§ Data listing:
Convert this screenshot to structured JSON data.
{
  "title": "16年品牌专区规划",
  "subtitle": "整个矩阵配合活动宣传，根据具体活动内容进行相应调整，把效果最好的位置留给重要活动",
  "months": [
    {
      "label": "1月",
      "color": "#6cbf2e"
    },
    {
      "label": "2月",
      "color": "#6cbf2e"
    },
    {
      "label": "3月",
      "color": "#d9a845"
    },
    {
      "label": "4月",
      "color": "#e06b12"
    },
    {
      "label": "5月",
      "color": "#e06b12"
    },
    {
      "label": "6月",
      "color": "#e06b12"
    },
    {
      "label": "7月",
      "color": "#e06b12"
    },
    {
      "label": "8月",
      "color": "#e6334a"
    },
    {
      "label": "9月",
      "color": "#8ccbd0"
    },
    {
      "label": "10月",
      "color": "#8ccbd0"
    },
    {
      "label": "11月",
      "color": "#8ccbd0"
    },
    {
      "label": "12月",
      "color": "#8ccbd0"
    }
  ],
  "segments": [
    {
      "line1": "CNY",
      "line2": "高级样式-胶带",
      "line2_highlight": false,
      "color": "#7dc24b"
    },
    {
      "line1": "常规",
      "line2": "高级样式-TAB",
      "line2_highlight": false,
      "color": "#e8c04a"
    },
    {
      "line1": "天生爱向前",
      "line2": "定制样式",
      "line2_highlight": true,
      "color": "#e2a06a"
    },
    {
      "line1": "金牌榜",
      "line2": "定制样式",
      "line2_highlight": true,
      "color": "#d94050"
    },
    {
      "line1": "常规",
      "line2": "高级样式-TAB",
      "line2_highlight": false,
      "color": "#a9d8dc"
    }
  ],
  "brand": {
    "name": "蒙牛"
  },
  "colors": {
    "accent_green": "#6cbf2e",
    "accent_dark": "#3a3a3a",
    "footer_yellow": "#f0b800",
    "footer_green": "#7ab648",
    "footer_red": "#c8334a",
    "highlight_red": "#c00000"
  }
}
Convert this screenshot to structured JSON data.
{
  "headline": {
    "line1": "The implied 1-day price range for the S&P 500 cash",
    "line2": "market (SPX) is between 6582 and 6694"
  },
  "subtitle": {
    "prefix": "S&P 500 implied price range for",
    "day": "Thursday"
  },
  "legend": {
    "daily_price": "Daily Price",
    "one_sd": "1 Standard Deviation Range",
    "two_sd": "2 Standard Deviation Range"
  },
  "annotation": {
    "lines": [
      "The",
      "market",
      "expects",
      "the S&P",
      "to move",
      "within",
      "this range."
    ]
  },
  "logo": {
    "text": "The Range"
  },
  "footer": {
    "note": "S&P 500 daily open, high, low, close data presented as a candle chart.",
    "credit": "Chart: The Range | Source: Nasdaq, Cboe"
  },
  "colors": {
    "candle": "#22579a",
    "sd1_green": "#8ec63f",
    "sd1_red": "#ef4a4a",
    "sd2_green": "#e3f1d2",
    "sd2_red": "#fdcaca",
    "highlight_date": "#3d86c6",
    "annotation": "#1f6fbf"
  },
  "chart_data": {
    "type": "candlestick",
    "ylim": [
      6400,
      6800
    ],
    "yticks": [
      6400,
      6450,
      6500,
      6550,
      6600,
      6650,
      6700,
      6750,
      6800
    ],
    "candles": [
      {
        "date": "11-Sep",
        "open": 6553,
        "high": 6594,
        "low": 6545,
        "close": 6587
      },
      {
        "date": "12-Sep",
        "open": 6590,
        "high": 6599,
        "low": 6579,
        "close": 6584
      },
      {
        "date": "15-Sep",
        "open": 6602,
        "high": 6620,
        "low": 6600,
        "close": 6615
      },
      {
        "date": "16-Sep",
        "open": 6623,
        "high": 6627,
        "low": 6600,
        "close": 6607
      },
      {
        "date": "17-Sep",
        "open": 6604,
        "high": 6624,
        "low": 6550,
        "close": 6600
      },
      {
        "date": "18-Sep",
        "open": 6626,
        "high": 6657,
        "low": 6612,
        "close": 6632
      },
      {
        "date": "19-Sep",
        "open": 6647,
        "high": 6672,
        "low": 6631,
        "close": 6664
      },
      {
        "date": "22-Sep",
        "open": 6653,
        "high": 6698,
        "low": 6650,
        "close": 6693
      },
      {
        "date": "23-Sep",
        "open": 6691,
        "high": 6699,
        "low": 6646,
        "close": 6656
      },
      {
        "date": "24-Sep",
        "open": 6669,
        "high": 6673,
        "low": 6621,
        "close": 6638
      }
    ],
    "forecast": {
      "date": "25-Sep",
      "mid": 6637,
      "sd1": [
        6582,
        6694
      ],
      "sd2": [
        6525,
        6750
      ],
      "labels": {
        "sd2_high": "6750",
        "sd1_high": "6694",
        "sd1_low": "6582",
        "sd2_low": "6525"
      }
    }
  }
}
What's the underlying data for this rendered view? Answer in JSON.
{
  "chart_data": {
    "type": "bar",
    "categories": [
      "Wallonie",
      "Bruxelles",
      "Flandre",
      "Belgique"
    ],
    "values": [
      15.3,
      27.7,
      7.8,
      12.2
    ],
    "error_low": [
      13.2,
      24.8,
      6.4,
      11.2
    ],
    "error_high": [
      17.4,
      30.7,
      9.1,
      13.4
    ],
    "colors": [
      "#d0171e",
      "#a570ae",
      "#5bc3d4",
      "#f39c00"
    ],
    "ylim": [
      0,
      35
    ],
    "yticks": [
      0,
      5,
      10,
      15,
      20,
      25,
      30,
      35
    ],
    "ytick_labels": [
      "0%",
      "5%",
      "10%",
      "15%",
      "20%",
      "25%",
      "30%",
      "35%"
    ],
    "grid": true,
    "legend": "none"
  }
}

§ What is needed: Repeat every entry exactly as written above.

§ Problem solution:
Convert this screenshot to structured JSON data.
{
  "title": "16年品牌专区规划",
  "subtitle": "整个矩阵配合活动宣传，根据具体活动内容进行相应调整，把效果最好的位置留给重要活动",
  "months": [
    {
      "label": "1月",
      "color": "#6cbf2e"
    },
    {
      "label": "2月",
      "color": "#6cbf2e"
    },
    {
      "label": "3月",
      "color": "#d9a845"
    },
    {
      "label": "4月",
      "color": "#e06b12"
    },
    {
      "label": "5月",
      "color": "#e06b12"
    },
    {
      "label": "6月",
      "color": "#e06b12"
    },
    {
      "label": "7月",
      "color": "#e06b12"
    },
    {
      "label": "8月",
      "color": "#e6334a"
    },
    {
      "label": "9月",
      "color": "#8ccbd0"
    },
    {
      "label": "10月",
      "color": "#8ccbd0"
    },
    {
      "label": "11月",
      "color": "#8ccbd0"
    },
    {
      "label": "12月",
      "color": "#8ccbd0"
    }
  ],
  "segments": [
    {
      "line1": "CNY",
      "line2": "高级样式-胶带",
      "line2_highlight": false,
      "color": "#7dc24b"
    },
    {
      "line1": "常规",
      "line2": "高级样式-TAB",
      "line2_highlight": false,
      "color": "#e8c04a"
    },
    {
      "line1": "天生爱向前",
      "line2": "定制样式",
      "line2_highlight": true,
      "color": "#e2a06a"
    },
    {
      "line1": "金牌榜",
      "line2": "定制样式",
      "line2_highlight": true,
      "color": "#d94050"
    },
    {
      "line1": "常规",
      "line2": "高级样式-TAB",
      "line2_highlight": false,
      "color": "#a9d8dc"
    }
  ],
  "brand": {
    "name": "蒙牛"
  },
  "colors": {
    "accent_green": "#6cbf2e",
    "accent_dark": "#3a3a3a",
    "footer_yellow": "#f0b800",
    "footer_green": "#7ab648",
    "footer_red": "#c8334a",
    "highlight_red": "#c00000"
  }
}
Convert this screenshot to structured JSON data.
{
  "headline": {
    "line1": "The implied 1-day price range for the S&P 500 cash",
    "line2": "market (SPX) is between 6582 and 6694"
  },
  "subtitle": {
    "prefix": "S&P 500 implied price range for",
    "day": "Thursday"
  },
  "legend": {
    "daily_price": "Daily Price",
    "one_sd": "1 Standard Deviation Range",
    "two_sd": "2 Standard Deviation Range"
  },
  "annotation": {
    "lines": [
      "The",
      "market",
      "expects",
      "the S&P",
      "to move",
      "within",
      "this range."
    ]
  },
  "logo": {
    "text": "The Range"
  },
  "footer": {
    "note": "S&P 500 daily open, high, low, close data presented as a candle chart.",
    "credit": "Chart: The Range | Source: Nasdaq, Cboe"
  },
  "colors": {
    "candle": "#22579a",
    "sd1_green": "#8ec63f",
    "sd1_red": "#ef4a4a",
    "sd2_green": "#e3f1d2",
    "sd2_red": "#fdcaca",
    "highlight_date": "#3d86c6",
    "annotation": "#1f6fbf"
  },
  "chart_data": {
    "type": "candlestick",
    "ylim": [
      6400,
      6800
    ],
    "yticks": [
      6400,
      6450,
      6500,
      6550,
      6600,
      6650,
      6700,
      6750,
      6800
    ],
    "candles": [
      {
        "date": "11-Sep",
        "open": 6553,
        "high": 6594,
        "low": 6545,
        "close": 6587
      },
      {
        "date": "12-Sep",
        "open": 6590,
        "high": 6599,
        "low": 6579,
        "close": 6584
      },
      {
        "date": "15-Sep",
        "open": 6602,
        "high": 6620,
        "low": 6600,
        "close": 6615
      },
      {
        "date": "16-Sep",
        "open": 6623,
        "high": 6627,
        "low": 6600,
        "close": 6607
      },
      {
        "date": "17-Sep",
        "open": 6604,
        "high": 6624,
        "low": 6550,
        "close": 6600
      },
      {
        "date": "18-Sep",
        "open": 6626,
        "high": 6657,
        "low": 6612,
        "close": 6632
      },
      {
        "date": "19-Sep",
        "open": 6647,
        "high": 6672,
        "low": 6631,
        "close": 6664
      },
      {
        "date": "22-Sep",
        "open": 6653,
        "high": 6698,
        "low": 6650,
        "close": 6693
      },
      {
        "date": "23-Sep",
        "open": 6691,
        "high": 6699,
        "low": 6646,
        "close": 6656
      },
      {
        "date": "24-Sep",
        "open": 6669,
        "high": 6673,
        "low": 6621,
        "close": 6638
      }
    ],
    "forecast": {
      "date": "25-Sep",
      "mid": 6637,
      "sd1": [
        6582,
        6694
      ],
      "sd2": [
        6525,
        6750
      ],
      "labels": {
        "sd2_high": "6750",
        "sd1_high": "6694",
        "sd1_low": "6582",
        "sd2_low": "6525"
      }
    }
  }
}
What's the underlying data for this rendered view? Answer in JSON.
{
  "chart_data": {
    "type": "bar",
    "categories": [
      "Wallonie",
      "Bruxelles",
      "Flandre",
      "Belgique"
    ],
    "values": [
      15.3,
      27.7,
      7.8,
      12.2
    ],
    "error_low": [
      13.2,
      24.8,
      6.4,
      11.2
    ],
    "error_high": [
      17.4,
      30.7,
      9.1,
      13.4
    ],
    "colors": [
      "#d0171e",
      "#a570ae",
      "#5bc3d4",
      "#f39c00"
    ],
    "ylim": [
      0,
      35
    ],
    "yticks": [
      0,
      5,
      10,
      15,
      20,
      25,
      30,
      35
    ],
    "ytick_labels": [
      "0%",
      "5%",
      "10%",
      "15%",
      "20%",
      "25%",
      "30%",
      "35%"
    ],
    "grid": true,
    "legend": "none"
  }
}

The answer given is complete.